◆ Given data
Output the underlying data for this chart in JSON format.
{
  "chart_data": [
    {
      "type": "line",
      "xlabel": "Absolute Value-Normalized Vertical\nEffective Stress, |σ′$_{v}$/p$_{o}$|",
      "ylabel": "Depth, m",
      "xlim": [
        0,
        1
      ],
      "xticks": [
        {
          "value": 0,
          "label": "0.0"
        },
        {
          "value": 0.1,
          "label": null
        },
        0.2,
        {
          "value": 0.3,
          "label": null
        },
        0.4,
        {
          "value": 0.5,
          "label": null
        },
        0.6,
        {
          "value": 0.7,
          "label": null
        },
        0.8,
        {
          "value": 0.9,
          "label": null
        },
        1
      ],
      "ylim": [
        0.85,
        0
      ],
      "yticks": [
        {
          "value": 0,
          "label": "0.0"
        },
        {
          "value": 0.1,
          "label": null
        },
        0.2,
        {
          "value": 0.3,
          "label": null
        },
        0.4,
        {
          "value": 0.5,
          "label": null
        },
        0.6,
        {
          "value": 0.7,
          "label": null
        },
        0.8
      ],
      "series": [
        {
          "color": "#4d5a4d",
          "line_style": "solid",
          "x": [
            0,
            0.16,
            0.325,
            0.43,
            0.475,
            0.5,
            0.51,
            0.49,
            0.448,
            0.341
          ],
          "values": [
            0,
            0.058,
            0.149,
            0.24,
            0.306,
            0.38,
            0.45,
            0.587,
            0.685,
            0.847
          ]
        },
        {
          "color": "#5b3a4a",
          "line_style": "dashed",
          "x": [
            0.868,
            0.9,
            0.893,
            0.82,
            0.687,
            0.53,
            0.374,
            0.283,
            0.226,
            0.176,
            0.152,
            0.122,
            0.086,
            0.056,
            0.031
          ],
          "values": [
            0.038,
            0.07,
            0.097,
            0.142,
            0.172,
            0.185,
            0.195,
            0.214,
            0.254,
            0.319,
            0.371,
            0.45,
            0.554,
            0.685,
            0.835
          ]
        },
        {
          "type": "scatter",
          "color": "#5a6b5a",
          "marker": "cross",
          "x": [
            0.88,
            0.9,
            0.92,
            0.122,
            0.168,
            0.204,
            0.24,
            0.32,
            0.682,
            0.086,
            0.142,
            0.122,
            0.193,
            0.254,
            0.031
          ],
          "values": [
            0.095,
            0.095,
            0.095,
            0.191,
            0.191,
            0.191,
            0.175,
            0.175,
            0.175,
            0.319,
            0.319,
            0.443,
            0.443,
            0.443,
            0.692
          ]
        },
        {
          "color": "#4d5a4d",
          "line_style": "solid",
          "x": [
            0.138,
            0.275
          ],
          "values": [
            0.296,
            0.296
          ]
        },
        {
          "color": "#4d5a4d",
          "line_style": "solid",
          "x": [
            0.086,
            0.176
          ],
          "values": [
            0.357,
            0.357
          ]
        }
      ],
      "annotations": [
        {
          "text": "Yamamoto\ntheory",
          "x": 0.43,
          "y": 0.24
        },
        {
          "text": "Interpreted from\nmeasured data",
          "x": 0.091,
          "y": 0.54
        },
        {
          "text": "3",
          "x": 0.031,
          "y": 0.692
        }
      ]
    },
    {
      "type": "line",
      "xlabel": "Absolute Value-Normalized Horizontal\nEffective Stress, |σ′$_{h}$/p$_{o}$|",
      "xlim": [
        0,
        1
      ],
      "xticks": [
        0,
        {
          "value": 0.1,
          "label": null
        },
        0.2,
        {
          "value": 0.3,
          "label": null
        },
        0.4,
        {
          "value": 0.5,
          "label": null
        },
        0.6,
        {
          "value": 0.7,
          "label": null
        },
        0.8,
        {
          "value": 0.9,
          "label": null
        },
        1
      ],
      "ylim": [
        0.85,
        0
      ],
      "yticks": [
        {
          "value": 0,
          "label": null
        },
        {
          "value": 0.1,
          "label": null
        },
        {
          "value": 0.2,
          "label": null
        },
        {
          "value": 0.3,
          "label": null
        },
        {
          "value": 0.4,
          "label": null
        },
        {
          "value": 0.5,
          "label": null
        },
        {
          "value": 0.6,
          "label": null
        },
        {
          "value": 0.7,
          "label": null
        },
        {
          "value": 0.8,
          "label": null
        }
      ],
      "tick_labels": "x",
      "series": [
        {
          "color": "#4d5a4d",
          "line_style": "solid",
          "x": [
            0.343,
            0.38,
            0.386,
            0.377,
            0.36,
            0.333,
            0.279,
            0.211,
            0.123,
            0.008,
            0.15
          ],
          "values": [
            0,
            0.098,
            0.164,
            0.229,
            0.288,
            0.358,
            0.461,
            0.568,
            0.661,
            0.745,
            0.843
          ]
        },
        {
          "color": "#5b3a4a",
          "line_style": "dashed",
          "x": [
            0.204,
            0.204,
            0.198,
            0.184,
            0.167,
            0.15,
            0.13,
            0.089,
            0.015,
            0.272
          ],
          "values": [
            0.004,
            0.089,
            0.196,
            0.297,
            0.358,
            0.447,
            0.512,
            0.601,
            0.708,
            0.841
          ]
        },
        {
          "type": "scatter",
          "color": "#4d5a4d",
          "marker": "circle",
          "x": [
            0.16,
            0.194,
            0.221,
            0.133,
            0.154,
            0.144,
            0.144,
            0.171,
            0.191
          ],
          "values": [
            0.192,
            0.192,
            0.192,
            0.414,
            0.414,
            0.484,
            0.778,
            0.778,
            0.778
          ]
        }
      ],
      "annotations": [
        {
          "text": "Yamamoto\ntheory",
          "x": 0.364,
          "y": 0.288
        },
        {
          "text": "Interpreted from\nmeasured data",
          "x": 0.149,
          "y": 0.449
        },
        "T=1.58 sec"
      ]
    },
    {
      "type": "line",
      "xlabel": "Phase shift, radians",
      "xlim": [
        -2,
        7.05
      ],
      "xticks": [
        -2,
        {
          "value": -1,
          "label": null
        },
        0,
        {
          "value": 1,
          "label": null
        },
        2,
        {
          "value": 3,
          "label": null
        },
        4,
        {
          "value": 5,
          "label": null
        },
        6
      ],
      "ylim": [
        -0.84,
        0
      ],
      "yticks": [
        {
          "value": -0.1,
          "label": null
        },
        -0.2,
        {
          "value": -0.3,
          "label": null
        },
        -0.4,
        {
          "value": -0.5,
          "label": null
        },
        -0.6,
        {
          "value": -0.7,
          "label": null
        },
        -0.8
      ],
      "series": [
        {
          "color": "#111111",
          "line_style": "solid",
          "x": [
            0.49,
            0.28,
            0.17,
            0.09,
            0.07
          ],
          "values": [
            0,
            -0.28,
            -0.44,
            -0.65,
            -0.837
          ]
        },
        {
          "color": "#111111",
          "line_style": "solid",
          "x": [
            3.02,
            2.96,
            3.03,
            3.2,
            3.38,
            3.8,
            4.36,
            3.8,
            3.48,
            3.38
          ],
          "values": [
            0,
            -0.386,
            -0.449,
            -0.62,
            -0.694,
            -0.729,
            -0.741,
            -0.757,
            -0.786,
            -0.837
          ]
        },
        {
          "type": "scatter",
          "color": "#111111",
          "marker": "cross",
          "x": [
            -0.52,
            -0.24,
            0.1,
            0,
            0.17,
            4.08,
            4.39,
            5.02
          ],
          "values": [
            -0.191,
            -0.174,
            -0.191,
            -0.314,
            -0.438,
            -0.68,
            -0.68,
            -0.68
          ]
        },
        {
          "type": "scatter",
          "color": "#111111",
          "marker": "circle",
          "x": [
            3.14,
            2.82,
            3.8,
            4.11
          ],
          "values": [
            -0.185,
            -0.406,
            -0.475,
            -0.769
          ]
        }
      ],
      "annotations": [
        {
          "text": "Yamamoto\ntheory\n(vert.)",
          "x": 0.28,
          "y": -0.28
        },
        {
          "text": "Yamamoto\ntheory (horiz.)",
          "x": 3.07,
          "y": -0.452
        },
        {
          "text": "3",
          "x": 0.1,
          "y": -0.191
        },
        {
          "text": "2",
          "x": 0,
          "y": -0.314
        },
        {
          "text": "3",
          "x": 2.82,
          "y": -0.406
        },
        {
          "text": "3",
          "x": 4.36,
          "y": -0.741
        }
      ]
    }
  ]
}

◆ Directions
Find each line holding the word "Stress" and copy it.

◆ Response below
      "xlabel": "Absolute Value-Normalized Vertical\nEffective Stress, |σ′$_{v}$/p$_{o}$|",
      "xlabel": "Absolute Value-Normalized Horizontal\nEffective Stress, |σ′$_{h}$/p$_{o}$|",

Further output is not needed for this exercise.